Data extract:
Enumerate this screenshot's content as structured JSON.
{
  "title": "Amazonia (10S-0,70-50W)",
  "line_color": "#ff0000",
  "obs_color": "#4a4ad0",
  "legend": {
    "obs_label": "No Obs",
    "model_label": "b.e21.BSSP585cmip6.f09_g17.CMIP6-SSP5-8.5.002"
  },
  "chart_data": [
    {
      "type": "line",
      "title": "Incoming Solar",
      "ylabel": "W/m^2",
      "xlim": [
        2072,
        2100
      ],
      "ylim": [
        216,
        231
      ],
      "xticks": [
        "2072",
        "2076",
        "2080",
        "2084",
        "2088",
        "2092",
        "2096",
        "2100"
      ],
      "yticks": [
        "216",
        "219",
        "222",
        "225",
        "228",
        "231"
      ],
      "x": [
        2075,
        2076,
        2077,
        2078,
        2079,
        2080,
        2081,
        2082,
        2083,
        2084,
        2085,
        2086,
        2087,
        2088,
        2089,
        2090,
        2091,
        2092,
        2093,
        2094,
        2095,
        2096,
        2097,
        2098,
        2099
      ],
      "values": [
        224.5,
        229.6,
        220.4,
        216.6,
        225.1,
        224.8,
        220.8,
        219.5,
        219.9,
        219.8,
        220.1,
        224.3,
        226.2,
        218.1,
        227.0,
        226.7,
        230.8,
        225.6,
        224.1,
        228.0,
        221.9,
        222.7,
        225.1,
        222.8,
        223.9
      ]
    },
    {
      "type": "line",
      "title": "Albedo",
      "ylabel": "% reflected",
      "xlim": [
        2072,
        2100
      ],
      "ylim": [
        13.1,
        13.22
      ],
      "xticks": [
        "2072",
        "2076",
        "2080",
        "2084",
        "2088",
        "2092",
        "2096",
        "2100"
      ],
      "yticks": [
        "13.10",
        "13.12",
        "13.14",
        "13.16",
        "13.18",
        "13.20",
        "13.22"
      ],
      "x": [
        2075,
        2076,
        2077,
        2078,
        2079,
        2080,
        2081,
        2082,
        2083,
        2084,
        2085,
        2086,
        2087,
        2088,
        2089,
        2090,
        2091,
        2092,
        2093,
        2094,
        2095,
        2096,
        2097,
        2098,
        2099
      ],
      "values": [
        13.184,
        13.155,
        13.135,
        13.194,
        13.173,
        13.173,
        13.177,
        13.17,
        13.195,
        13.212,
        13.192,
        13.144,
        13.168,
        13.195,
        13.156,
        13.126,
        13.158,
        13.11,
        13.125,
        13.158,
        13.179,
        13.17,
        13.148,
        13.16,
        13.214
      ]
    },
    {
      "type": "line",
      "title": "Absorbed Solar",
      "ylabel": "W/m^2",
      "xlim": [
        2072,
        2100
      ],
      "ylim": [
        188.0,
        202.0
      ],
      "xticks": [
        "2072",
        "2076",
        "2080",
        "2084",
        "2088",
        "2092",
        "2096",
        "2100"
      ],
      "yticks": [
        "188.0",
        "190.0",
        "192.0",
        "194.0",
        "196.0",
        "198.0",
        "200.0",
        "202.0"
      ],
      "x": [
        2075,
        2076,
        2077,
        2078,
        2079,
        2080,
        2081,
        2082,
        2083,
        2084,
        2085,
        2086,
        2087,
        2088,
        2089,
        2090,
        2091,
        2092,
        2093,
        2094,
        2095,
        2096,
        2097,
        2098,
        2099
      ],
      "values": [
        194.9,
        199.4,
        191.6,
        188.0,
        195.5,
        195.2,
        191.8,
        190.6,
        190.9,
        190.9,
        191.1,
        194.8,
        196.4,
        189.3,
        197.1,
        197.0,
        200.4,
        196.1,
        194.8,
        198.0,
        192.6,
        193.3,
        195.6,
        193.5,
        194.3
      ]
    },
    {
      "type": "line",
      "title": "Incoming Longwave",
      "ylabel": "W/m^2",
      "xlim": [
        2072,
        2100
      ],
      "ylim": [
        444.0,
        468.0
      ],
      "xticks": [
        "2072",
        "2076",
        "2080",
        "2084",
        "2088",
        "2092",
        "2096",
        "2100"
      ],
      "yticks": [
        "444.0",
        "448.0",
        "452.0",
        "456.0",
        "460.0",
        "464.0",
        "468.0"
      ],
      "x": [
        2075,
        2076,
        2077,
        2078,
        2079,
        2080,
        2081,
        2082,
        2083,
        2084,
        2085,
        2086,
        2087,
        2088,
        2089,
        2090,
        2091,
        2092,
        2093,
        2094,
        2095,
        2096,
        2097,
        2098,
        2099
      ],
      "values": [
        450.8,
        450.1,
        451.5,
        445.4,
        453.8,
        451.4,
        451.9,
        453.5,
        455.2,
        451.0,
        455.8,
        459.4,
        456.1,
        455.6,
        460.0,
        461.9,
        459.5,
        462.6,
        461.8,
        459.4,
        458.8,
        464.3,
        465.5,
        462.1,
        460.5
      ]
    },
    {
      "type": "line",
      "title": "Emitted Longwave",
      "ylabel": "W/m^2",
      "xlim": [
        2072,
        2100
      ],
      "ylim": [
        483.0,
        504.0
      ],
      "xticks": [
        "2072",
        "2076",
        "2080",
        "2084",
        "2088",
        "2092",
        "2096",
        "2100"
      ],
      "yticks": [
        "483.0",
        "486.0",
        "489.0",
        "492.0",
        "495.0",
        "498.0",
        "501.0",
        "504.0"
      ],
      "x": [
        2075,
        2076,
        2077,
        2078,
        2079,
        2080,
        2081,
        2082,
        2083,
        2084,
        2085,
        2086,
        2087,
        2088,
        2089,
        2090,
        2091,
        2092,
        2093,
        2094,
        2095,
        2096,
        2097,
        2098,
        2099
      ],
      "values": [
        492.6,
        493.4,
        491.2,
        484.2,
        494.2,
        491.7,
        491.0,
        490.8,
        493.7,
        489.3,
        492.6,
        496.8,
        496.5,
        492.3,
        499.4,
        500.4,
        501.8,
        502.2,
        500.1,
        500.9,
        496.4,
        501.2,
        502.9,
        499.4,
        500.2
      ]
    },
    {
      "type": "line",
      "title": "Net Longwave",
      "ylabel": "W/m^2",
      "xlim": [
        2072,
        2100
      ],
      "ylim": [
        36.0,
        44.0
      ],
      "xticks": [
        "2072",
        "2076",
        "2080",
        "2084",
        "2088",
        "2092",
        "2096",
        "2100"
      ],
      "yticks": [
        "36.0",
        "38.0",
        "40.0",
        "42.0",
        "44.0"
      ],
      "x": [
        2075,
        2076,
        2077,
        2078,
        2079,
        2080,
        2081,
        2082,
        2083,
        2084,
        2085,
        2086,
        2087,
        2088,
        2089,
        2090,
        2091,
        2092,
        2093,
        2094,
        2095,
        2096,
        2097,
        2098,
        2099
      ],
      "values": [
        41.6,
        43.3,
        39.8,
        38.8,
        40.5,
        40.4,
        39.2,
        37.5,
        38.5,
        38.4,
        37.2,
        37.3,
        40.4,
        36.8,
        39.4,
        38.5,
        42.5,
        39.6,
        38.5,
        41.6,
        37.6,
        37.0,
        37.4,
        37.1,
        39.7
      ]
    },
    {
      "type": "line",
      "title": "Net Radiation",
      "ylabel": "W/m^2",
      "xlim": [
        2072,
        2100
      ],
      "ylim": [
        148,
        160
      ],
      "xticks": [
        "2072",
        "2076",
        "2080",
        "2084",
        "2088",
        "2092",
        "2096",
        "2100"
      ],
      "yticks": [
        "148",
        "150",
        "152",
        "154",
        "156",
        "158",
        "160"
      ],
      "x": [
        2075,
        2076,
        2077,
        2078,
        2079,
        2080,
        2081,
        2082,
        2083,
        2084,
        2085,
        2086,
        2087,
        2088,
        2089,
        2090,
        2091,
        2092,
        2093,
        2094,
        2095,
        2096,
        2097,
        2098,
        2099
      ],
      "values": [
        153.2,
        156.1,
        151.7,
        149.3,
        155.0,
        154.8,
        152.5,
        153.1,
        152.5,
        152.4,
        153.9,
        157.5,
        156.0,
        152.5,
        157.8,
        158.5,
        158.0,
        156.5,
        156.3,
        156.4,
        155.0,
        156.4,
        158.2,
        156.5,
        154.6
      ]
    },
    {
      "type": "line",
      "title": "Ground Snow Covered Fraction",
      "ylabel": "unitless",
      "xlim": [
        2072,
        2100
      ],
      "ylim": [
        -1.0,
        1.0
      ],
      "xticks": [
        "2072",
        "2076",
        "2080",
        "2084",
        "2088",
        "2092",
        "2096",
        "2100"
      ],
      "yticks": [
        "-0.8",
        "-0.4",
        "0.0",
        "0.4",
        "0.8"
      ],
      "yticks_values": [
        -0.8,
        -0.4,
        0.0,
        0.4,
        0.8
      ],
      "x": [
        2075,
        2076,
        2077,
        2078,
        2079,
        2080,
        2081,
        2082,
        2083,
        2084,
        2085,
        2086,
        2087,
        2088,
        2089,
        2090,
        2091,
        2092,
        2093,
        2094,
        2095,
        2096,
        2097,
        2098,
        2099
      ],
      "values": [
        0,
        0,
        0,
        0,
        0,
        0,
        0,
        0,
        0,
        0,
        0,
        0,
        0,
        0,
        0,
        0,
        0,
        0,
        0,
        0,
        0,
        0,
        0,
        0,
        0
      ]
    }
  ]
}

What to work on:
Lines holding the word "Solar" should be counted across the entries; state only how many there are.

Final result:
2